→ Instructions for the task: Copy each line below that includes "screenshot".
## START Data rows
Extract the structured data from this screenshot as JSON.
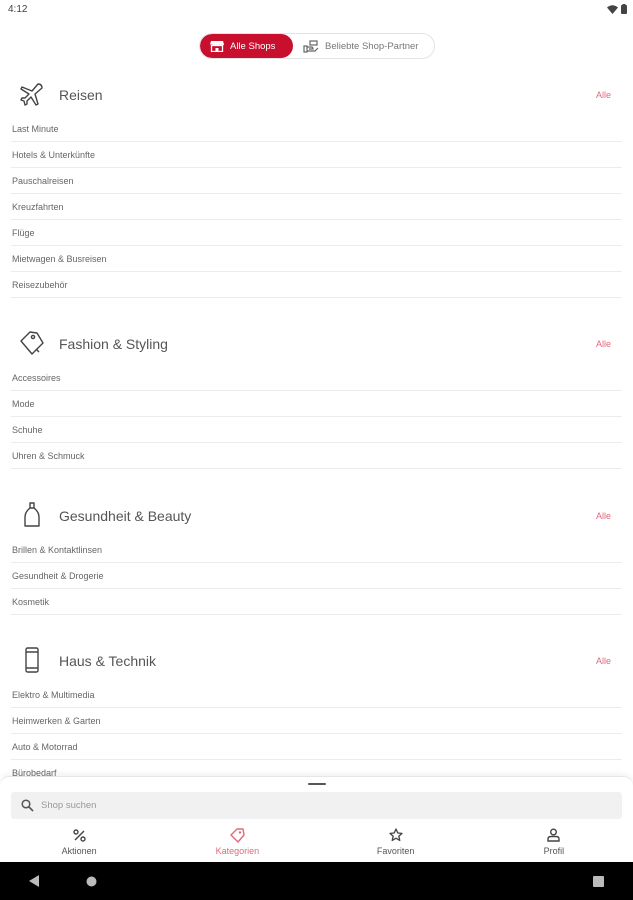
{
  "status": {
    "time": "4:12"
  },
  "toggle": {
    "all_shops": "Alle Shops",
    "popular_partners": "Beliebte Shop-Partner"
  },
  "accent_color": "#c8102e",
  "sections": [
    {
      "icon": "airplane-icon",
      "title": "Reisen",
      "all_label": "Alle",
      "items": [
        "Last Minute",
        "Hotels & Unterkünfte",
        "Pauschalreisen",
        "Kreuzfahrten",
        "Flüge",
        "Mietwagen & Busreisen",
        "Reisezubehör"
      ]
    },
    {
      "icon": "price-tag-icon",
      "title": "Fashion & Styling",
      "all_label": "Alle",
      "items": [
        "Accessoires",
        "Mode",
        "Schuhe",
        "Uhren & Schmuck"
      ]
    },
    {
      "icon": "bottle-icon",
      "title": "Gesundheit & Beauty",
      "all_label": "Alle",
      "items": [
        "Brillen & Kontaktlinsen",
        "Gesundheit & Drogerie",
        "Kosmetik"
      ]
    },
    {
      "icon": "smartphone-icon",
      "title": "Haus & Technik",
      "all_label": "Alle",
      "items": [
        "Elektro & Multimedia",
        "Heimwerken & Garten",
        "Auto & Motorrad",
        "Bürobedarf"
      ]
    }
  ],
  "search": {
    "placeholder": "Shop suchen"
  },
  "tabs": [
    {
      "label": "Aktionen",
      "icon": "percent-icon"
    },
    {
      "label": "Kategorien",
      "icon": "tag-icon",
      "active": true
    },
    {
      "label": "Favoriten",
      "icon": "star-icon"
    },
    {
      "label": "Profil",
      "icon": "person-icon"
    }
  ]
}
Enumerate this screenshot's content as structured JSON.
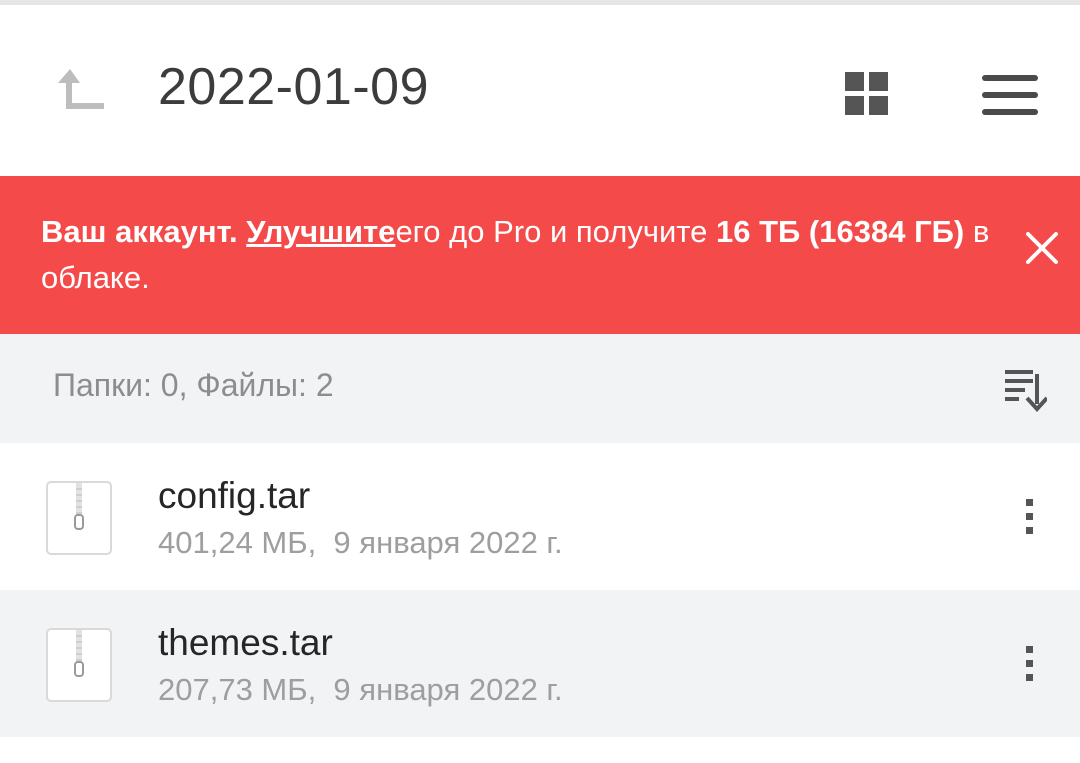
{
  "header": {
    "title": "2022-01-09",
    "up_icon": "arrow-up-left-icon",
    "grid_icon": "grid-view-icon",
    "menu_icon": "hamburger-menu-icon"
  },
  "banner": {
    "part1": "Ваш аккаунт. ",
    "link": "Улучшите",
    "part2": "его до Pro и получите ",
    "bold": "16 ТБ (16384 ГБ)",
    "part3": " в облаке.",
    "close_icon": "close-icon",
    "color": "#f44a4a"
  },
  "summary": {
    "text": "Папки: 0, Файлы: 2",
    "sort_icon": "sort-descending-icon"
  },
  "files": [
    {
      "name": "config.tar",
      "meta": "401,24 МБ,  9 января 2022 г.",
      "icon": "archive-file-icon"
    },
    {
      "name": "themes.tar",
      "meta": "207,73 МБ,  9 января 2022 г.",
      "icon": "archive-file-icon"
    }
  ]
}
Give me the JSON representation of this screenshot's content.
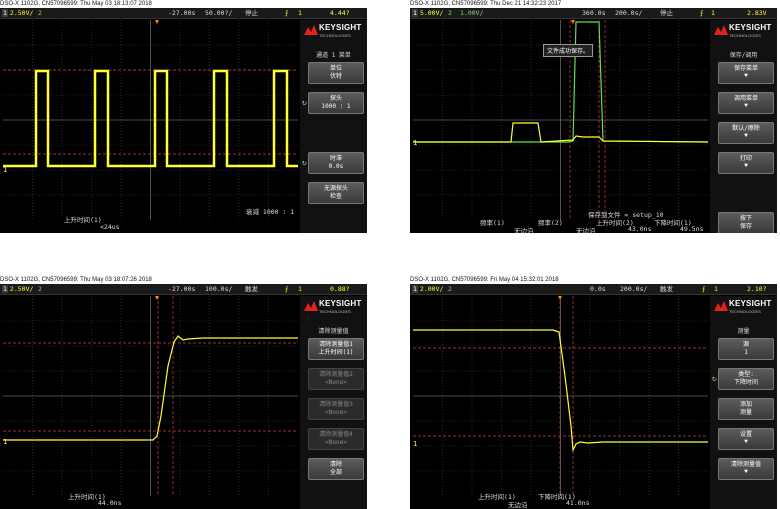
{
  "brand": {
    "name": "KEYSIGHT",
    "sub": "TECHNOLOGIES"
  },
  "colors": {
    "ch1": "#ffff33",
    "ch2": "#66dd55",
    "grid": "#555555",
    "cursor": "#cc4422"
  },
  "panels": [
    {
      "caption": "DSO-X 1102G, CN57096599: Thu May 03 18:13:07 2018",
      "status": {
        "ch1": "2.50V/",
        "ch1_num": "1",
        "ch2": "2",
        "delay": "-27.00s",
        "timebase": "50.00?/",
        "mode": "停止",
        "trig_ch": "1",
        "trig_lvl": "4.44?"
      },
      "sidebar": {
        "title": "通道 1 菜单",
        "buttons": [
          {
            "l1": "单位",
            "l2": "伏特",
            "dim": false
          },
          {
            "l1": "探头",
            "l2": "1000 : 1",
            "dim": false
          },
          {
            "l1": "时滞",
            "l2": "0.0s",
            "dim": false
          },
          {
            "l1": "无源探头",
            "l2": "检查",
            "dim": false
          }
        ]
      },
      "meas": {
        "label": "上升时间(1)",
        "value": "<24us",
        "right": "衰减 1000 : 1"
      }
    },
    {
      "caption": "DSO-X 1102G, CN57096599: Thu Dec 21 14:32:23 2017",
      "status": {
        "ch1": "5.00V/",
        "ch1_num": "1",
        "ch2": "2",
        "ch2_scale": "1.00V/",
        "delay": "360.0s",
        "timebase": "200.0s/",
        "mode": "停止",
        "trig_ch": "1",
        "trig_lvl": "2.83V"
      },
      "sidebar": {
        "title": "保存/调用",
        "buttons": [
          {
            "l1": "保存菜单",
            "l2": "",
            "dim": false
          },
          {
            "l1": "调用菜单",
            "l2": "",
            "dim": false
          },
          {
            "l1": "默认/擦除",
            "l2": "",
            "dim": false
          },
          {
            "l1": "打印",
            "l2": "",
            "dim": false
          },
          {
            "l1": "按下",
            "l2": "保存",
            "dim": false
          }
        ]
      },
      "message": "文件成功保存。",
      "save_line": "保存到文件 = setup_10",
      "meas_items": [
        {
          "label": "频率(1)",
          "value": ""
        },
        {
          "label": "频率(2)",
          "value": "无边沿"
        },
        {
          "label": "上升时间(2)",
          "value": "无边沿"
        },
        {
          "label": "下降时间(1)",
          "value": "43.0ns"
        },
        {
          "label": "",
          "value": "49.5ns"
        }
      ]
    },
    {
      "caption": "DSO-X 1102G, CN57096599: Thu May 03 18:07:26 2018",
      "status": {
        "ch1": "2.50V/",
        "ch1_num": "1",
        "ch2": "2",
        "delay": "-27.00s",
        "timebase": "100.0s/",
        "mode": "触发",
        "trig_ch": "1",
        "trig_lvl": "0.88?"
      },
      "sidebar": {
        "title": "清除测量值",
        "buttons": [
          {
            "l1": "清除测量值1",
            "l2": "上升时间(1)",
            "dim": false
          },
          {
            "l1": "清除测量值2",
            "l2": "<None>",
            "dim": true
          },
          {
            "l1": "清除测量值3",
            "l2": "<None>",
            "dim": true
          },
          {
            "l1": "清除测量值4",
            "l2": "<None>",
            "dim": true
          },
          {
            "l1": "清除",
            "l2": "全部",
            "dim": false
          }
        ]
      },
      "meas": {
        "label": "上升时间(1)",
        "value": "44.0ns"
      }
    },
    {
      "caption": "DSO-X 1102G, CN57096599: Fri May 04 15:32:01 2018",
      "status": {
        "ch1": "2.00V/",
        "ch1_num": "1",
        "ch2": "2",
        "delay": "0.0s",
        "timebase": "200.0s/",
        "mode": "触发",
        "trig_ch": "1",
        "trig_lvl": "2.10?"
      },
      "sidebar": {
        "title": "测量",
        "buttons": [
          {
            "l1": "源",
            "l2": "1",
            "dim": false
          },
          {
            "l1": "类型:",
            "l2": "下降时间",
            "dim": false
          },
          {
            "l1": "添加",
            "l2": "测量",
            "dim": false
          },
          {
            "l1": "设置",
            "l2": "",
            "dim": false
          },
          {
            "l1": "清除测量值",
            "l2": "",
            "dim": false
          }
        ]
      },
      "meas_items": [
        {
          "label": "上升时间(1)",
          "value": "无边沿"
        },
        {
          "label": "下降时间(1)",
          "value": "41.0ns"
        }
      ]
    }
  ]
}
## END Data rows
→ Task answer:
Extract the structured data from this screenshot as JSON.
Enumerate this screenshot's content as structured JSON.
Give me the JSON representation of this screenshot's content.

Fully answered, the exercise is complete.